=== Material for this exercise ===

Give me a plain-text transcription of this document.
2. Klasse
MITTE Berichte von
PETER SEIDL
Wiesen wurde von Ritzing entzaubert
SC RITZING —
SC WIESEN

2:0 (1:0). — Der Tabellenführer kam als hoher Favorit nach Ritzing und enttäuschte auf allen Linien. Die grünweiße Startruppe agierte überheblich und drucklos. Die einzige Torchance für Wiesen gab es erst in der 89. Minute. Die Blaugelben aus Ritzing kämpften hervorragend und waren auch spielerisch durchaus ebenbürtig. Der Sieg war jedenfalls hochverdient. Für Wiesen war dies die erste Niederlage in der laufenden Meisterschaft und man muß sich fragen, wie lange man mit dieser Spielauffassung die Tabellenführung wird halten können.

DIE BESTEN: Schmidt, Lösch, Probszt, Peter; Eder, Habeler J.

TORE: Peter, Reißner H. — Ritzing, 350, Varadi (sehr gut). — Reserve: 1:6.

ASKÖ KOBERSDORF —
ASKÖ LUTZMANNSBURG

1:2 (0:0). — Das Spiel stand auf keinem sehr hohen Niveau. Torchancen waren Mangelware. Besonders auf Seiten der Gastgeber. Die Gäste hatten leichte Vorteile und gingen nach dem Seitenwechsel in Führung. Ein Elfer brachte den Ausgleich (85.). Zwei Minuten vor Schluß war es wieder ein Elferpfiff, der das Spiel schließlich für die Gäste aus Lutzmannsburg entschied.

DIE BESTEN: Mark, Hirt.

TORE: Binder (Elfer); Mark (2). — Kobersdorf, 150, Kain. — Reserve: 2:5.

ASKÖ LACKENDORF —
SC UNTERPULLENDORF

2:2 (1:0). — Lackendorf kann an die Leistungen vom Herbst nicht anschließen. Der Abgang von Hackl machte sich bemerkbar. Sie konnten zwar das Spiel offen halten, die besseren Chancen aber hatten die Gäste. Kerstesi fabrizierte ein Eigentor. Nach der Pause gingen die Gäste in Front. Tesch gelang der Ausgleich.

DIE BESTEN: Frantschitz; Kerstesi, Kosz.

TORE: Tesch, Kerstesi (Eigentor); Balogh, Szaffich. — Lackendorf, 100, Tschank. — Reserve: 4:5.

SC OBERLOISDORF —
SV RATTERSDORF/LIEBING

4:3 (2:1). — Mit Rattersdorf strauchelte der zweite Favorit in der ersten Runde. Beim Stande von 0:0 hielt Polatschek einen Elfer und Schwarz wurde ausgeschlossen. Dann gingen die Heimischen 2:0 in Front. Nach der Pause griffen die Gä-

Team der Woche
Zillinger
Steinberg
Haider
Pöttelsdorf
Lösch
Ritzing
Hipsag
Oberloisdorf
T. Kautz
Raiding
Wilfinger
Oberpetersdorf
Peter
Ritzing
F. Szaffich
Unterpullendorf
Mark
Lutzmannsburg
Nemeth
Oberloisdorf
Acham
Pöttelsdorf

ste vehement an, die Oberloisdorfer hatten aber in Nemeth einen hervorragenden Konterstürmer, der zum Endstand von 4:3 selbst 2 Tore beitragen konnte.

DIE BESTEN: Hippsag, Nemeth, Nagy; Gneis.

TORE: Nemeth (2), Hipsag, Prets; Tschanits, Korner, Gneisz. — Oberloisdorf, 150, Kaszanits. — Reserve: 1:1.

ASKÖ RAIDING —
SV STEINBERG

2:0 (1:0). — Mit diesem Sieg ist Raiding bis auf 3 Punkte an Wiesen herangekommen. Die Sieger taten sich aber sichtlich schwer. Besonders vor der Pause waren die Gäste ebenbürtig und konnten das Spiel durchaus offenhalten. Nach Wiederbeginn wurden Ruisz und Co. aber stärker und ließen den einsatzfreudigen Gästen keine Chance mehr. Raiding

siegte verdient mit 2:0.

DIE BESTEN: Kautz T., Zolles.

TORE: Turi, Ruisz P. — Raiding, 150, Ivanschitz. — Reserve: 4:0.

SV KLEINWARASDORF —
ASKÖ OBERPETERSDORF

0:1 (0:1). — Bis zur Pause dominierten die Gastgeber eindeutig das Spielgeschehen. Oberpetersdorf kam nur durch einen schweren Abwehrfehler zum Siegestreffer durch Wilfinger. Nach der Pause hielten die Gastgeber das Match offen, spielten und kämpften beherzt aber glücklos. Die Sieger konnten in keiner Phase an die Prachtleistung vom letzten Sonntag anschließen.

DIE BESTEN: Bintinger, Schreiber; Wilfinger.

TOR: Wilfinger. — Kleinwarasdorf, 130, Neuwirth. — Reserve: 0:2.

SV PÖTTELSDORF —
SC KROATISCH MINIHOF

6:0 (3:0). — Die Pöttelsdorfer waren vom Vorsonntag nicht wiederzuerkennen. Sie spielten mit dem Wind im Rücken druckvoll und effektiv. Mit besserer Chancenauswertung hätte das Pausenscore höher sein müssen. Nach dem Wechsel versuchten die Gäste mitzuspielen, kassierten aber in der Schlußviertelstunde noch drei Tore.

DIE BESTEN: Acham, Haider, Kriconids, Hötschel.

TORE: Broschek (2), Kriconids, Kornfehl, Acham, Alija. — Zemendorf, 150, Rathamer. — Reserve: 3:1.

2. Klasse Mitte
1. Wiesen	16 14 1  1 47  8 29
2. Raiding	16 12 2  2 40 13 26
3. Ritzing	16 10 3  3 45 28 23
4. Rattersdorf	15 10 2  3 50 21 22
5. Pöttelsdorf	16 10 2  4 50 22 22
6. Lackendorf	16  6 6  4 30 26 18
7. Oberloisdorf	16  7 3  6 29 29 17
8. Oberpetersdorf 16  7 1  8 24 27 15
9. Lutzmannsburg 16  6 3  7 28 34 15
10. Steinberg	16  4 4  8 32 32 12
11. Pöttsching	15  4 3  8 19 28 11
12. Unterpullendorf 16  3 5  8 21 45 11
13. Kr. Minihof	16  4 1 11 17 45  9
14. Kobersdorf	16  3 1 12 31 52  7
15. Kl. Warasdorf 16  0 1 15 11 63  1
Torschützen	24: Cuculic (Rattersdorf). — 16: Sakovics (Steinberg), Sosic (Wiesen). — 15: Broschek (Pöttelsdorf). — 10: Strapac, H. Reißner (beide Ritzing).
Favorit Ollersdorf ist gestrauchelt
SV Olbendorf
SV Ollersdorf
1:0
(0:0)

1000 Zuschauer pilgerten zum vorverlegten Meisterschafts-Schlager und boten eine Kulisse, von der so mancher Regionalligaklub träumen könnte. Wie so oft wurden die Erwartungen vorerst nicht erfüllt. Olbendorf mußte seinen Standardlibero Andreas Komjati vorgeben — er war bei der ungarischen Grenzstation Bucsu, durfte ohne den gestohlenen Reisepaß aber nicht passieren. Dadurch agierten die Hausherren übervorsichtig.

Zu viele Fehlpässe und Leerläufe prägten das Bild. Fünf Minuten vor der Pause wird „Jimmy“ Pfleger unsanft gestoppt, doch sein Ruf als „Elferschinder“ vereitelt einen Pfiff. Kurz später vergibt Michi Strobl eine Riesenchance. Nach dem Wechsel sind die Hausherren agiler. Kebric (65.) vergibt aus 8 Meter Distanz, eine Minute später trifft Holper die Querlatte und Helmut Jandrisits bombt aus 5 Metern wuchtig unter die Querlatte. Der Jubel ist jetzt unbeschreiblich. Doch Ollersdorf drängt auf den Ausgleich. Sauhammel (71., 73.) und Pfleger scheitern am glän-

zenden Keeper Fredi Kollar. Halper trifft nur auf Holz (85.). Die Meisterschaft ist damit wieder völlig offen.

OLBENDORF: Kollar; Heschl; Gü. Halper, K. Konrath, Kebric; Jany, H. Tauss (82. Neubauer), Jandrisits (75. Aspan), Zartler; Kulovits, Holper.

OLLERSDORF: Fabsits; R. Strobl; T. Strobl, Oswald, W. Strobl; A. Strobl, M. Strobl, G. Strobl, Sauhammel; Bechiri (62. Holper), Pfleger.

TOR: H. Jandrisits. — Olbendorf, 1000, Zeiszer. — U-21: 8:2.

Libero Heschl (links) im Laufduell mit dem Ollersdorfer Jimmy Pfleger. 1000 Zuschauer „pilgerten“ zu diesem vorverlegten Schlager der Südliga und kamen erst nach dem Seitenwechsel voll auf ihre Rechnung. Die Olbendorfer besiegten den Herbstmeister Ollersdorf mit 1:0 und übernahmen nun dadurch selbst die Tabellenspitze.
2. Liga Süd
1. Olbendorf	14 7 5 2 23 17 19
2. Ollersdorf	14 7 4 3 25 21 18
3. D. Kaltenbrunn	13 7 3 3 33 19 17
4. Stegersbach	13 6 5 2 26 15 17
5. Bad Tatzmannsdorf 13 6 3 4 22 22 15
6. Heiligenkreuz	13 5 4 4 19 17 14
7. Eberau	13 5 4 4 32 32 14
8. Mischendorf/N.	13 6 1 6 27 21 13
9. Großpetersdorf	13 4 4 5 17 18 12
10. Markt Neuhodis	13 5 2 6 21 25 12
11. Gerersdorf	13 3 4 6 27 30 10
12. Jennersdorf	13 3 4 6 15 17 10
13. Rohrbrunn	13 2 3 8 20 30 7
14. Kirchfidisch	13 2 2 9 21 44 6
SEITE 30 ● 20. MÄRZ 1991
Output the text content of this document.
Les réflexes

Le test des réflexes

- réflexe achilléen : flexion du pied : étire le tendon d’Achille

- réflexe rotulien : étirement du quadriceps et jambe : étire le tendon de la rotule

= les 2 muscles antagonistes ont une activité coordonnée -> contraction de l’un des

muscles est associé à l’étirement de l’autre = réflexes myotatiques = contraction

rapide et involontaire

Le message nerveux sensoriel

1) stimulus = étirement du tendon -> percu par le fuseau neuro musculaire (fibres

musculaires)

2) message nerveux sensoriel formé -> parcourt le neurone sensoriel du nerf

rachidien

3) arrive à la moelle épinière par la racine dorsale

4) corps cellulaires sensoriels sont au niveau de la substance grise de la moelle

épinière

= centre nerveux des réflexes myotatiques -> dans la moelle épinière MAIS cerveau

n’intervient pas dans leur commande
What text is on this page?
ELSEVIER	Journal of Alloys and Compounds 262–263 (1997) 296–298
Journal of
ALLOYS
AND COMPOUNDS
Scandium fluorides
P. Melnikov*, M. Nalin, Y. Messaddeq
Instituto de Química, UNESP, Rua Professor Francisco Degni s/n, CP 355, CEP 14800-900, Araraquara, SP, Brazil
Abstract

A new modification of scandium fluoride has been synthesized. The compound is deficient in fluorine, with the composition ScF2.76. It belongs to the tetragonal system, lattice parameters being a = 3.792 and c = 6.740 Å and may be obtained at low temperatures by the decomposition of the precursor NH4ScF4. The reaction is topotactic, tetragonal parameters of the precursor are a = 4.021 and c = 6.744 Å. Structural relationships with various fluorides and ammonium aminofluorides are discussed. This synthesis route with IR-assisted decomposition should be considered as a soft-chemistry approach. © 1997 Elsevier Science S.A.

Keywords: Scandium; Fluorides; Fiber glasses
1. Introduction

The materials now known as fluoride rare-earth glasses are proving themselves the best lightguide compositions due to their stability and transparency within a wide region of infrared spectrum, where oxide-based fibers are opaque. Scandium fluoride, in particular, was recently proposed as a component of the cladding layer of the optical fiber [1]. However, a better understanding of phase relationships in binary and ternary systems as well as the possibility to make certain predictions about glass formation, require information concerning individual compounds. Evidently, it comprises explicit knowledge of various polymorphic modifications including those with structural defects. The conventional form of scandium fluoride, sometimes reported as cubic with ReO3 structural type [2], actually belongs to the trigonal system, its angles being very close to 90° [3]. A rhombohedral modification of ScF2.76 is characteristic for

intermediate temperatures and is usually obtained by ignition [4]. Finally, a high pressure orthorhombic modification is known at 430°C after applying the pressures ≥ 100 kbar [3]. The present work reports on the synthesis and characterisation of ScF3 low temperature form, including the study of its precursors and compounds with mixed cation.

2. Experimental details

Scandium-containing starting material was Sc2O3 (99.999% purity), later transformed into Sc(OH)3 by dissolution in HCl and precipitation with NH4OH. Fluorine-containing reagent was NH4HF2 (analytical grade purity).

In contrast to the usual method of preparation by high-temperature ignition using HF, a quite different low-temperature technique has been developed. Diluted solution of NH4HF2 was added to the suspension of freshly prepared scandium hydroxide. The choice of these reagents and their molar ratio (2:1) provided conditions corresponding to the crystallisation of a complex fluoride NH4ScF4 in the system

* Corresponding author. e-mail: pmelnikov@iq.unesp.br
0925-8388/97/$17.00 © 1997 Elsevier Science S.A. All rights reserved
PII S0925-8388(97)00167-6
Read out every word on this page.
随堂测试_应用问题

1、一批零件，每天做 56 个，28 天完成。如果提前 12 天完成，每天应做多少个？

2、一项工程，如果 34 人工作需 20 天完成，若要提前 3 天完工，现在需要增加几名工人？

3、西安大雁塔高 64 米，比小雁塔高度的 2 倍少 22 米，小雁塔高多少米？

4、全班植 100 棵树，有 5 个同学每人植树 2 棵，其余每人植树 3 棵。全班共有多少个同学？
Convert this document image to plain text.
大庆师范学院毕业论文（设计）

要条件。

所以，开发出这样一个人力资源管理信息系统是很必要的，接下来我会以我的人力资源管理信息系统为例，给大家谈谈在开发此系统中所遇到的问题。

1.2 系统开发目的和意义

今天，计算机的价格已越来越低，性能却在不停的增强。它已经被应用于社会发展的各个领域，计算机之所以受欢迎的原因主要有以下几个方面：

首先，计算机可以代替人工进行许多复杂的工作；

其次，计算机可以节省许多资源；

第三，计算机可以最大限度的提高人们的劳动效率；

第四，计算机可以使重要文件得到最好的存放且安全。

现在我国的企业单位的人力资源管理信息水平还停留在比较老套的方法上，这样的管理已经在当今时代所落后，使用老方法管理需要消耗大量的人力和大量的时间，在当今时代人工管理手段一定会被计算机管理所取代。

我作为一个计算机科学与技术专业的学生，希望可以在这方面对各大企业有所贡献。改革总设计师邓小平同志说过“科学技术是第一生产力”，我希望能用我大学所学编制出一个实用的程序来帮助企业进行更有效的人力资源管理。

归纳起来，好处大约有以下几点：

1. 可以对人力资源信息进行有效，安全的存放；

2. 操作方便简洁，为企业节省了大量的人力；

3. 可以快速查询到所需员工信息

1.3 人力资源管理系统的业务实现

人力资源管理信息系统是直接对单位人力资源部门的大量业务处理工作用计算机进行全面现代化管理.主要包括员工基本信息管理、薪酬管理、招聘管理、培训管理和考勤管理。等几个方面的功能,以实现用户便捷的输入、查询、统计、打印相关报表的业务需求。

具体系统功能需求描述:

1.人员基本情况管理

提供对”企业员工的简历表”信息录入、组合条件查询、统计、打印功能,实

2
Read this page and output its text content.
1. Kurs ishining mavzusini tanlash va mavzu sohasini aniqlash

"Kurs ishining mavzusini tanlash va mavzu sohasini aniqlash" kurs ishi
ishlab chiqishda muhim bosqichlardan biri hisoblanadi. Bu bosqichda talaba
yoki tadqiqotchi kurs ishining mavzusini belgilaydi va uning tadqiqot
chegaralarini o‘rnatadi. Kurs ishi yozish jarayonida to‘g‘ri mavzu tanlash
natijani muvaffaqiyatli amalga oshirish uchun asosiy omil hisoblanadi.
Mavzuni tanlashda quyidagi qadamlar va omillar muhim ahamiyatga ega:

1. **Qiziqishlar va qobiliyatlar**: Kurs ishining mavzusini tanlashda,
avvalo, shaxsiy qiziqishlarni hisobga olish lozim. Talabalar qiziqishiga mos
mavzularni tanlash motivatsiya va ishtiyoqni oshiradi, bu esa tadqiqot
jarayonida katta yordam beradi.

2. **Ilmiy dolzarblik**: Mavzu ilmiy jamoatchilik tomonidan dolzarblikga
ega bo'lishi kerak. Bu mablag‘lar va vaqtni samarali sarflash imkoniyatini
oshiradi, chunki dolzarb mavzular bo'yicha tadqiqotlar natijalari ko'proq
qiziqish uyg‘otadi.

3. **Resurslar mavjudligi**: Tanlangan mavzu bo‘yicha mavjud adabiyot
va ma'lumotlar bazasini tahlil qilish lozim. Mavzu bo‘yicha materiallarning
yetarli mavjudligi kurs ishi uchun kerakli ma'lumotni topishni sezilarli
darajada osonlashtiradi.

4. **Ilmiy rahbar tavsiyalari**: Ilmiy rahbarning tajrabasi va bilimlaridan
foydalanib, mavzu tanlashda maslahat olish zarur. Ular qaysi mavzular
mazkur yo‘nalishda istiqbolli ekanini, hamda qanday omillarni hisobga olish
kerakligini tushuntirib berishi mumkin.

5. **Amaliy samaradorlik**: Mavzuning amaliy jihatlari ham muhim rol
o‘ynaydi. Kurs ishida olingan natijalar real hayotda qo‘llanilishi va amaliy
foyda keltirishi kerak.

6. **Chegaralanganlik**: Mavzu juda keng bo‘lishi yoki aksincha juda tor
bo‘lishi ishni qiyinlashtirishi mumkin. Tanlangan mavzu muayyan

===

Directions: Filter the records above for "Hipsag" and copy every matching line.

Exercise answer:
Hipsag
TORE: Nemeth (2), Hipsag, Prets; Tschanits, Korner, Gneisz. — Oberloisdorf, 150, Kaszanits. — Reserve: 1:1.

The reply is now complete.